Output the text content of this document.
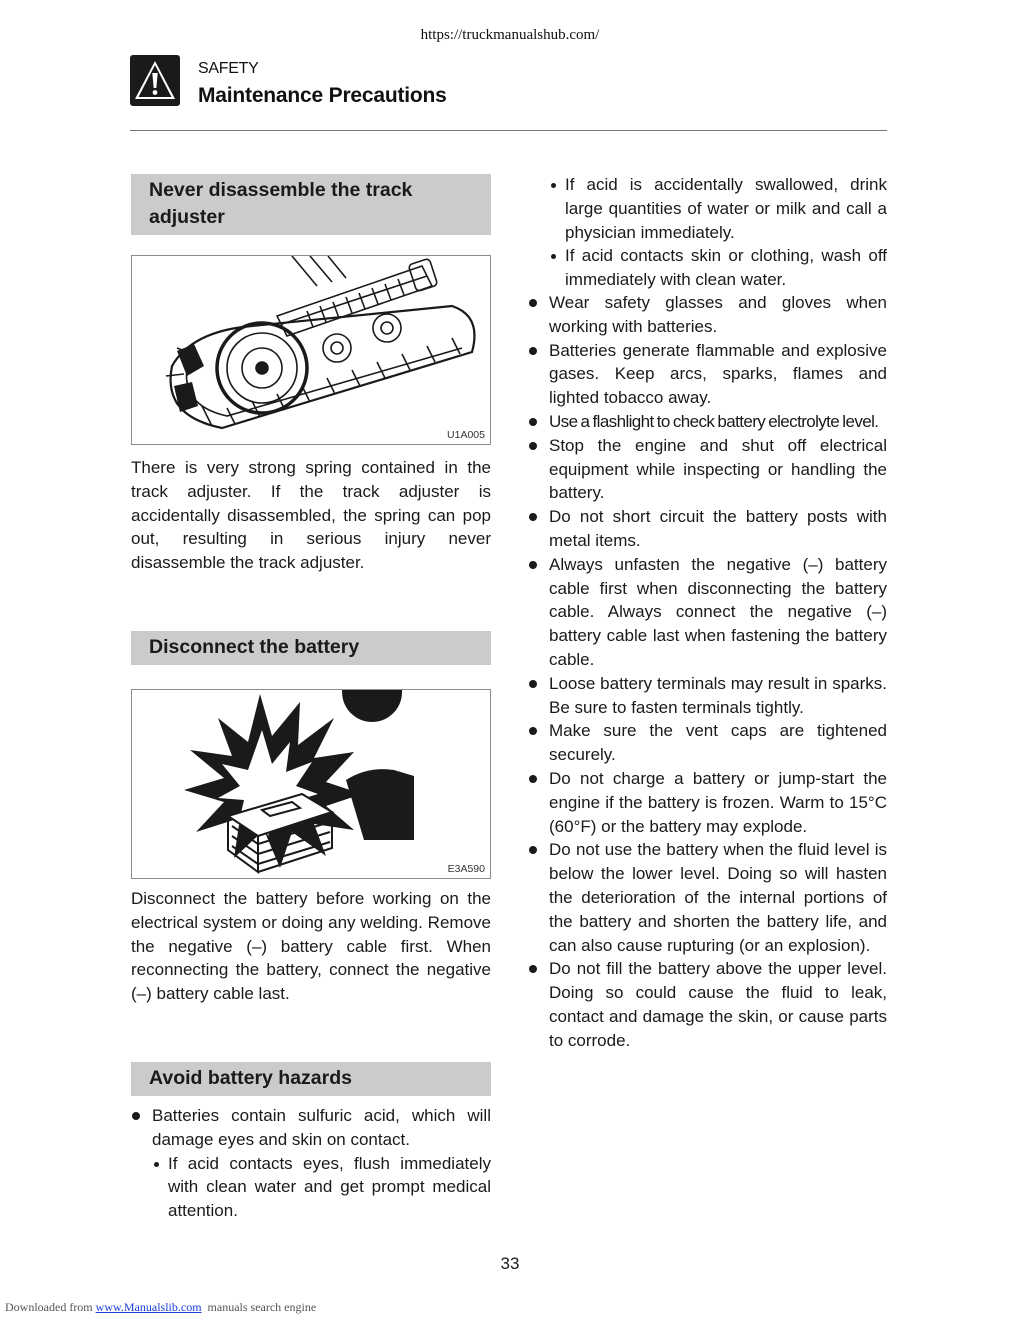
https://truckmanualshub.com/
SAFETY
Maintenance Precautions
Never disassemble the track adjuster
U1A005

There is very strong spring contained in the track adjuster. If the track adjuster is accidentally disassembled, the spring can pop out, resulting in serious injury never disassemble the track adjuster.

Disconnect the battery
E3A590

Disconnect the battery before working on the electrical system or doing any welding. Remove the negative (–) battery cable first. When reconnecting the battery, connect the negative (–) battery cable last.

Avoid battery hazards
Batteries contain sulfuric acid, which will damage eyes and skin on contact.
If acid contacts eyes, flush immediately with clean water and get prompt medical attention.
If acid is accidentally swallowed, drink large quantities of water or milk and call a physician immediately.
If acid contacts skin or clothing, wash off immediately with clean water.
Wear safety glasses and gloves when working with batteries.
Batteries generate flammable and explosive gases. Keep arcs, sparks, flames and lighted tobacco away.
Use a flashlight to check battery electrolyte level.
Stop the engine and shut off electrical equipment while inspecting or handling the battery.
Do not short circuit the battery posts with metal items.
Always unfasten the negative (–) battery cable first when disconnecting the battery cable. Always connect the negative (–) battery cable last when fastening the battery cable.
Loose battery terminals may result in sparks. Be sure to fasten terminals tightly.
Make sure the vent caps are tightened securely.
Do not charge a battery or jump-start the engine if the battery is frozen. Warm to 15°C (60°F) or the battery may explode.
Do not use the battery when the fluid level is below the lower level. Doing so will hasten the deterioration of the internal portions of the battery and shorten the battery life, and can also cause rupturing (or an explosion).
Do not fill the battery above the upper level. Doing so could cause the fluid to leak, contact and damage the skin, or cause parts to corrode.
33
Downloaded from www.Manualslib.com manuals search engine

=====

Stated exercise: Find "water". Copy every line it occurs in.

Solution to this problem:
If acid contacts eyes, flush immediately with clean water and get prompt medical attention.
If acid is accidentally swallowed, drink large quantities of water or milk and call a physician immediately.
If acid contacts skin or clothing, wash off immediately with clean water.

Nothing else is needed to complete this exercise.